[Records contained in a dataset]
________________________
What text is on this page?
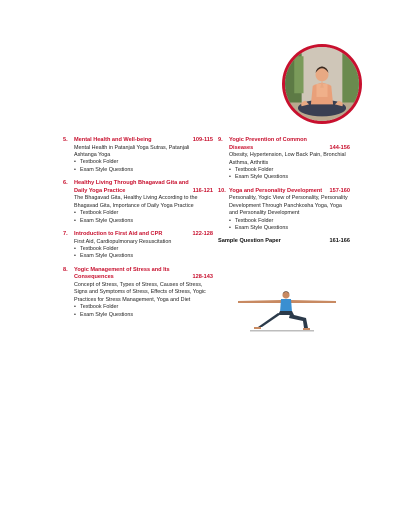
5. Mental Health and Well-being	109-115
Mental Health in Patanjali Yoga Sutras, Patanjali Ashtanga Yoga
• Textbook Folder
• Exam Style Questions
6. Healthy Living Through Bhagavad Gita and Daily Yoga Practice	116-121
The Bhagavad Gita, Healthy Living According to the Bhagavad Gita, Importance of Daily Yoga Practice
• Textbook Folder
• Exam Style Questions
7. Introduction to First Aid and CPR	122-128
First Aid, Cardiopulmonary Resuscitation
• Textbook Folder
• Exam Style Questions
8. Yogic Management of Stress and Its Consequences	128-143
Concept of Stress, Types of Stress, Causes of Stress, Signs and Symptoms of Stress, Effects of Stress, Yogic Practices for Stress Management, Yoga and Diet
• Textbook Folder
• Exam Style Questions
9. Yogic Prevention of Common Diseases	144-156
Obesity, Hypertension, Low Back Pain, Bronchial Asthma, Arthritis
• Textbook Folder
• Exam Style Questions
10. Yoga and Personality Development	157-160
Personality, Yogic View of Personality, Personality Development Through Panchkosha Yoga, Yoga and Personality Development
• Textbook Folder
• Exam Style Questions
Sample Question Paper	161-166
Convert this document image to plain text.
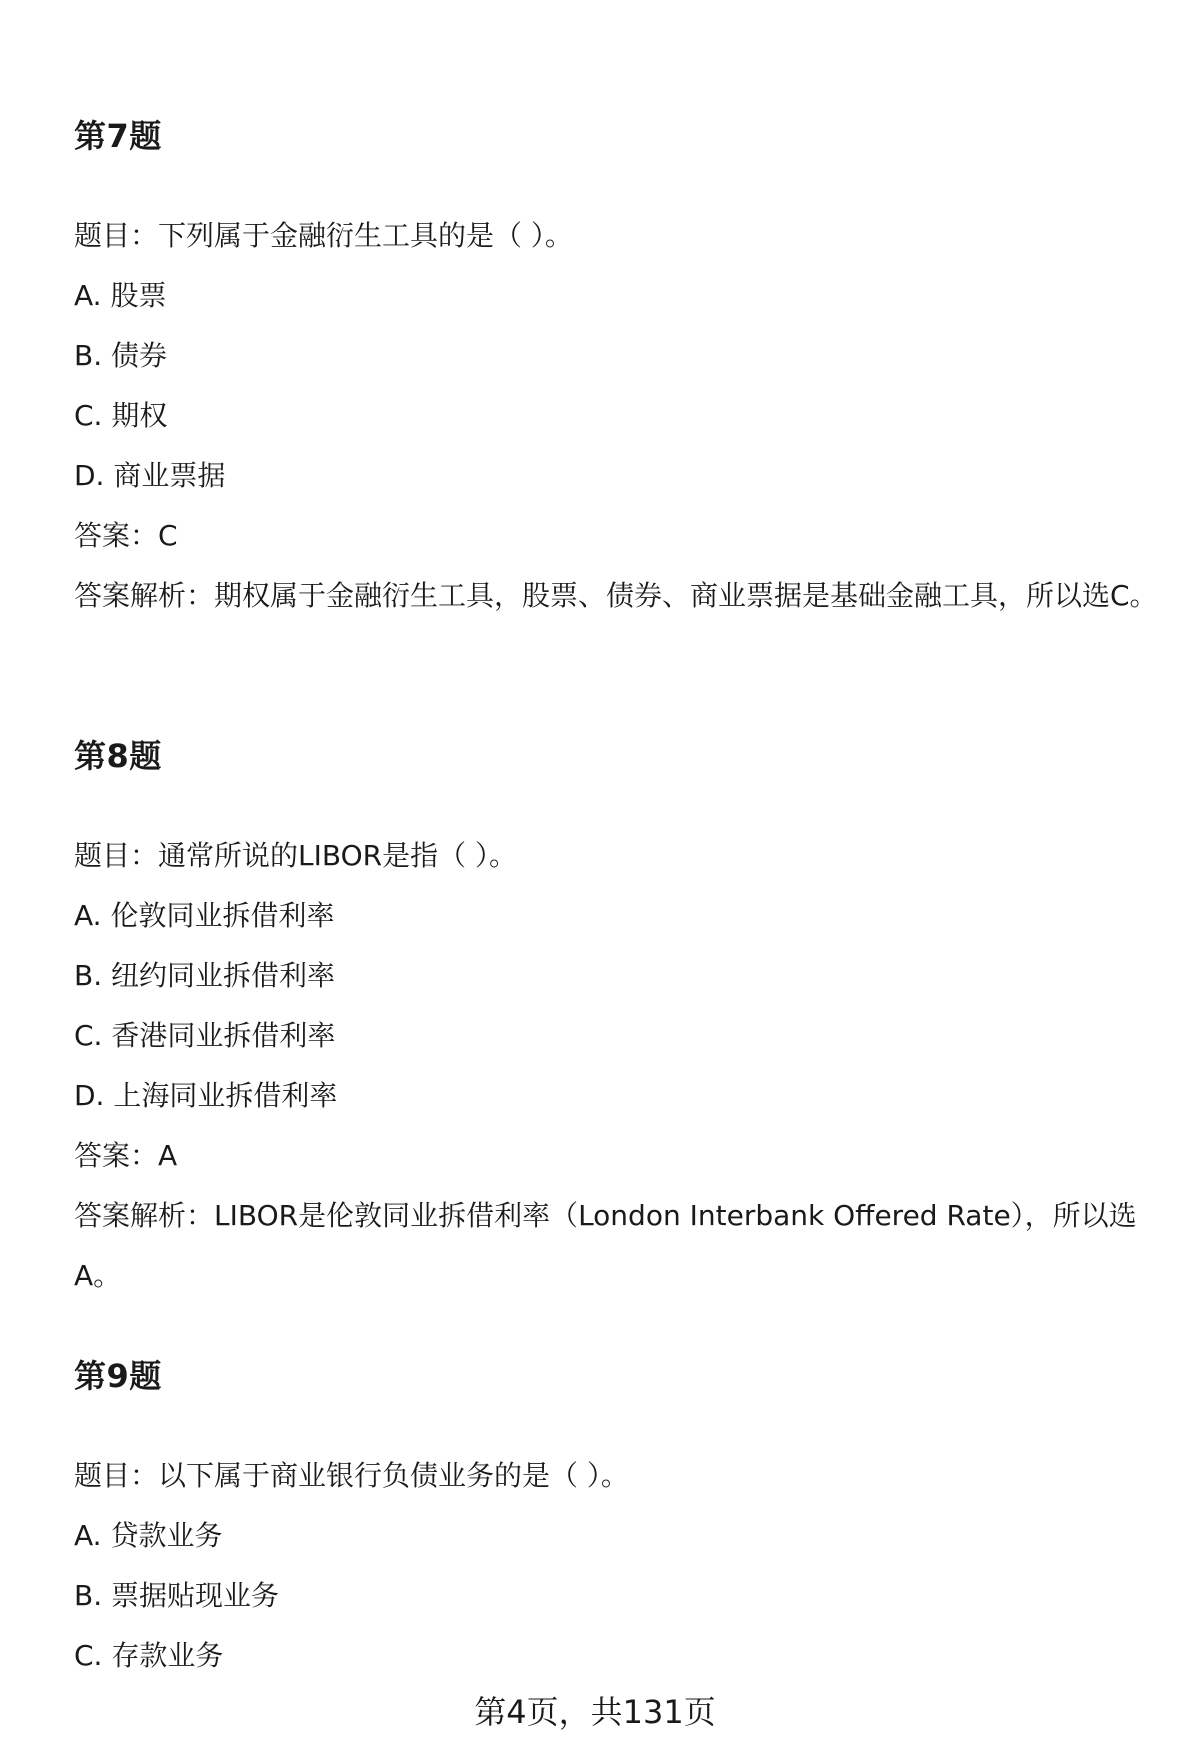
第7题

题目：下列属于金融衍生工具的是（ ）。

A. 股票

B. 债券

C. 期权

D. 商业票据

答案：C

答案解析：期权属于金融衍生工具，股票、债券、商业票据是基础金融工具，所以选C。

第8题

题目：通常所说的LIBOR是指（ ）。

A. 伦敦同业拆借利率

B. 纽约同业拆借利率

C. 香港同业拆借利率

D. 上海同业拆借利率

答案：A

答案解析：LIBOR是伦敦同业拆借利率（London Interbank Offered Rate），所以选A。

第9题

题目：以下属于商业银行负债业务的是（ ）。

A. 贷款业务

B. 票据贴现业务

C. 存款业务

第4页，共131页
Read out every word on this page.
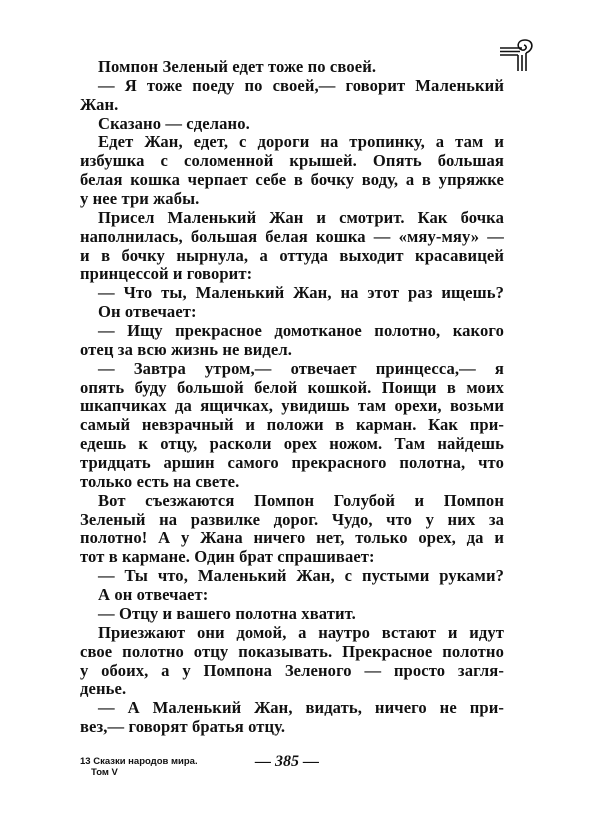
Помпон Зеленый едет тоже по своей.
— Я тоже поеду по своей,— говорит Маленький
Жан.
Сказано — сделано.
Едет Жан, едет, с дороги на тропинку, а там и
избушка с соломенной крышей. Опять большая
белая кошка черпает себе в бочку воду, а в упряжке
у нее три жабы.
Присел Маленький Жан и смотрит. Как бочка
наполнилась, большая белая кошка — «мяу-мяу» —
и в бочку нырнула, а оттуда выходит красавицей
принцессой и говорит:
— Что ты, Маленький Жан, на этот раз ищешь?
Он отвечает:
— Ищу прекрасное домотканое полотно, какого
отец за всю жизнь не видел.
— Завтра утром,— отвечает принцесса,— я
опять буду большой белой кошкой. Поищи в моих
шкапчиках да ящичках, увидишь там орехи, возьми
самый невзрачный и положи в карман. Как при-
едешь к отцу, расколи орех ножом. Там найдешь
тридцать аршин самого прекрасного полотна, что
только есть на свете.
Вот съезжаются Помпон Голубой и Помпон
Зеленый на развилке дорог. Чудо, что у них за
полотно! А у Жана ничего нет, только орех, да и
тот в кармане. Один брат спрашивает:
— Ты что, Маленький Жан, с пустыми руками?
А он отвечает:
— Отцу и вашего полотна хватит.
Приезжают они домой, а наутро встают и идут
свое полотно отцу показывать. Прекрасное полотно
у обоих, а у Помпона Зеленого — просто загля-
денье.
— А Маленький Жан, видать, ничего не при-
вез,— говорят братья отцу.
13 Сказки народов мира.
Том V
— 385 —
________________________
* **What the exercise asks**
Restate the records above in full, word for word. Keep pictures out.

* **Solution**
What text is on this page?
5. Mental Health and Well-being	109-115
Mental Health in Patanjali Yoga Sutras, Patanjali Ashtanga Yoga
• Textbook Folder
• Exam Style Questions
6. Healthy Living Through Bhagavad Gita and Daily Yoga Practice	116-121
The Bhagavad Gita, Healthy Living According to the Bhagavad Gita, Importance of Daily Yoga Practice
• Textbook Folder
• Exam Style Questions
7. Introduction to First Aid and CPR	122-128
First Aid, Cardiopulmonary Resuscitation
• Textbook Folder
• Exam Style Questions
8. Yogic Management of Stress and Its Consequences	128-143
Concept of Stress, Types of Stress, Causes of Stress, Signs and Symptoms of Stress, Effects of Stress, Yogic Practices for Stress Management, Yoga and Diet
• Textbook Folder
• Exam Style Questions
9. Yogic Prevention of Common Diseases	144-156
Obesity, Hypertension, Low Back Pain, Bronchial Asthma, Arthritis
• Textbook Folder
• Exam Style Questions
10. Yoga and Personality Development	157-160
Personality, Yogic View of Personality, Personality Development Through Panchkosha Yoga, Yoga and Personality Development
• Textbook Folder
• Exam Style Questions
Sample Question Paper	161-166
Convert this document image to plain text.
第7题

题目：下列属于金融衍生工具的是（ ）。

A. 股票

B. 债券

C. 期权

D. 商业票据

答案：C

答案解析：期权属于金融衍生工具，股票、债券、商业票据是基础金融工具，所以选C。

第8题

题目：通常所说的LIBOR是指（ ）。

A. 伦敦同业拆借利率

B. 纽约同业拆借利率

C. 香港同业拆借利率

D. 上海同业拆借利率

答案：A

答案解析：LIBOR是伦敦同业拆借利率（London Interbank Offered Rate），所以选A。

第9题

题目：以下属于商业银行负债业务的是（ ）。

A. 贷款业务

B. 票据贴现业务

C. 存款业务

第4页，共131页
Read out every word on this page.
Помпон Зеленый едет тоже по своей.
— Я тоже поеду по своей,— говорит Маленький
Жан.
Сказано — сделано.
Едет Жан, едет, с дороги на тропинку, а там и
избушка с соломенной крышей. Опять большая
белая кошка черпает себе в бочку воду, а в упряжке
у нее три жабы.
Присел Маленький Жан и смотрит. Как бочка
наполнилась, большая белая кошка — «мяу-мяу» —
и в бочку нырнула, а оттуда выходит красавицей
принцессой и говорит:
— Что ты, Маленький Жан, на этот раз ищешь?
Он отвечает:
— Ищу прекрасное домотканое полотно, какого
отец за всю жизнь не видел.
— Завтра утром,— отвечает принцесса,— я
опять буду большой белой кошкой. Поищи в моих
шкапчиках да ящичках, увидишь там орехи, возьми
самый невзрачный и положи в карман. Как при-
едешь к отцу, расколи орех ножом. Там найдешь
тридцать аршин самого прекрасного полотна, что
только есть на свете.
Вот съезжаются Помпон Голубой и Помпон
Зеленый на развилке дорог. Чудо, что у них за
полотно! А у Жана ничего нет, только орех, да и
тот в кармане. Один брат спрашивает:
— Ты что, Маленький Жан, с пустыми руками?
А он отвечает:
— Отцу и вашего полотна хватит.
Приезжают они домой, а наутро встают и идут
свое полотно отцу показывать. Прекрасное полотно
у обоих, а у Помпона Зеленого — просто загля-
денье.
— А Маленький Жан, видать, ничего не при-
вез,— говорят братья отцу.
13 Сказки народов мира.
Том V
— 385 —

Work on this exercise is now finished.